> **RECORDED INFORMATION**
• • • • •

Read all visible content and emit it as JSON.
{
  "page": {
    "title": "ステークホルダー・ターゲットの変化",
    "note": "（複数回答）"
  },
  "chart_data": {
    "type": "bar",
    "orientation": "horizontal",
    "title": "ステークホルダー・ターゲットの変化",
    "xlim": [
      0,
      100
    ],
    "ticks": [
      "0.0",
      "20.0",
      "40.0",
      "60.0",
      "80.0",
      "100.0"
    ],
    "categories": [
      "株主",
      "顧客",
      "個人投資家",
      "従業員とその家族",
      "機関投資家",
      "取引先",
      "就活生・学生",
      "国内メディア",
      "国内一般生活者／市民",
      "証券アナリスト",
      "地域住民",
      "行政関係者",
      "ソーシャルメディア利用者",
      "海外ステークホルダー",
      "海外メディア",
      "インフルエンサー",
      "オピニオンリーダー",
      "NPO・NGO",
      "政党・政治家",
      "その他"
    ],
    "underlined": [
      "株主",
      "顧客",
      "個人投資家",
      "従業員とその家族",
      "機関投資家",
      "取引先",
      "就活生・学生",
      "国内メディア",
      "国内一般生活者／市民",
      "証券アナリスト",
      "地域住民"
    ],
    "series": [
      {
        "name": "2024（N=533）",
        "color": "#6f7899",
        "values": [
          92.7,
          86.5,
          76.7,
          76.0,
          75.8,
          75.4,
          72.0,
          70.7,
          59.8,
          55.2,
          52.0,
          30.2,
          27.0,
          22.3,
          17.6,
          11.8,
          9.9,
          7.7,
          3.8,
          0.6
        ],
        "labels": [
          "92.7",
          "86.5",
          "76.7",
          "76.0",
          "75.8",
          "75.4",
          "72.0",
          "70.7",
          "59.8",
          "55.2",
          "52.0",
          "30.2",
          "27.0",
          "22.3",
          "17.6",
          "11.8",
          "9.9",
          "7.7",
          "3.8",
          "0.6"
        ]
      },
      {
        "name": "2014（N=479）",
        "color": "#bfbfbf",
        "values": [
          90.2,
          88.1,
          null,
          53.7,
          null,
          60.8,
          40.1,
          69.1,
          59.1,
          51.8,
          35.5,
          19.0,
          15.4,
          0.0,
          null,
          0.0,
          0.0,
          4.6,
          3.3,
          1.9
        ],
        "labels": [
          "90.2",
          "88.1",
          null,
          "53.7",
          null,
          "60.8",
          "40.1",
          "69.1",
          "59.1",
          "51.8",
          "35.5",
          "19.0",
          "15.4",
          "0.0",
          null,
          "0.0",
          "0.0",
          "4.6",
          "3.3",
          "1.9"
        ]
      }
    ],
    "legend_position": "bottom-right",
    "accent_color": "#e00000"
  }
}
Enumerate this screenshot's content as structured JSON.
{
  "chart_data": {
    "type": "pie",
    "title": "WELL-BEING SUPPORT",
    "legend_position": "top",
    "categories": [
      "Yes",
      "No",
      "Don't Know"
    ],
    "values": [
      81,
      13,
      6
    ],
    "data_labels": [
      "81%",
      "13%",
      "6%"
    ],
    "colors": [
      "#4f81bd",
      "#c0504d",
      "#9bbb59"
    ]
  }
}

• • • • •

> **PROBLEM TO SOLVE**
The entries above must be returned exactly.

> **TASK RESULT**
Read all visible content and emit it as JSON.
{
  "page": {
    "title": "ステークホルダー・ターゲットの変化",
    "note": "（複数回答）"
  },
  "chart_data": {
    "type": "bar",
    "orientation": "horizontal",
    "title": "ステークホルダー・ターゲットの変化",
    "xlim": [
      0,
      100
    ],
    "ticks": [
      "0.0",
      "20.0",
      "40.0",
      "60.0",
      "80.0",
      "100.0"
    ],
    "categories": [
      "株主",
      "顧客",
      "個人投資家",
      "従業員とその家族",
      "機関投資家",
      "取引先",
      "就活生・学生",
      "国内メディア",
      "国内一般生活者／市民",
      "証券アナリスト",
      "地域住民",
      "行政関係者",
      "ソーシャルメディア利用者",
      "海外ステークホルダー",
      "海外メディア",
      "インフルエンサー",
      "オピニオンリーダー",
      "NPO・NGO",
      "政党・政治家",
      "その他"
    ],
    "underlined": [
      "株主",
      "顧客",
      "個人投資家",
      "従業員とその家族",
      "機関投資家",
      "取引先",
      "就活生・学生",
      "国内メディア",
      "国内一般生活者／市民",
      "証券アナリスト",
      "地域住民"
    ],
    "series": [
      {
        "name": "2024（N=533）",
        "color": "#6f7899",
        "values": [
          92.7,
          86.5,
          76.7,
          76.0,
          75.8,
          75.4,
          72.0,
          70.7,
          59.8,
          55.2,
          52.0,
          30.2,
          27.0,
          22.3,
          17.6,
          11.8,
          9.9,
          7.7,
          3.8,
          0.6
        ],
        "labels": [
          "92.7",
          "86.5",
          "76.7",
          "76.0",
          "75.8",
          "75.4",
          "72.0",
          "70.7",
          "59.8",
          "55.2",
          "52.0",
          "30.2",
          "27.0",
          "22.3",
          "17.6",
          "11.8",
          "9.9",
          "7.7",
          "3.8",
          "0.6"
        ]
      },
      {
        "name": "2014（N=479）",
        "color": "#bfbfbf",
        "values": [
          90.2,
          88.1,
          null,
          53.7,
          null,
          60.8,
          40.1,
          69.1,
          59.1,
          51.8,
          35.5,
          19.0,
          15.4,
          0.0,
          null,
          0.0,
          0.0,
          4.6,
          3.3,
          1.9
        ],
        "labels": [
          "90.2",
          "88.1",
          null,
          "53.7",
          null,
          "60.8",
          "40.1",
          "69.1",
          "59.1",
          "51.8",
          "35.5",
          "19.0",
          "15.4",
          "0.0",
          null,
          "0.0",
          "0.0",
          "4.6",
          "3.3",
          "1.9"
        ]
      }
    ],
    "legend_position": "bottom-right",
    "accent_color": "#e00000"
  }
}
Enumerate this screenshot's content as structured JSON.
{
  "chart_data": {
    "type": "pie",
    "title": "WELL-BEING SUPPORT",
    "legend_position": "top",
    "categories": [
      "Yes",
      "No",
      "Don't Know"
    ],
    "values": [
      81,
      13,
      6
    ],
    "data_labels": [
      "81%",
      "13%",
      "6%"
    ],
    "colors": [
      "#4f81bd",
      "#c0504d",
      "#9bbb59"
    ]
  }
}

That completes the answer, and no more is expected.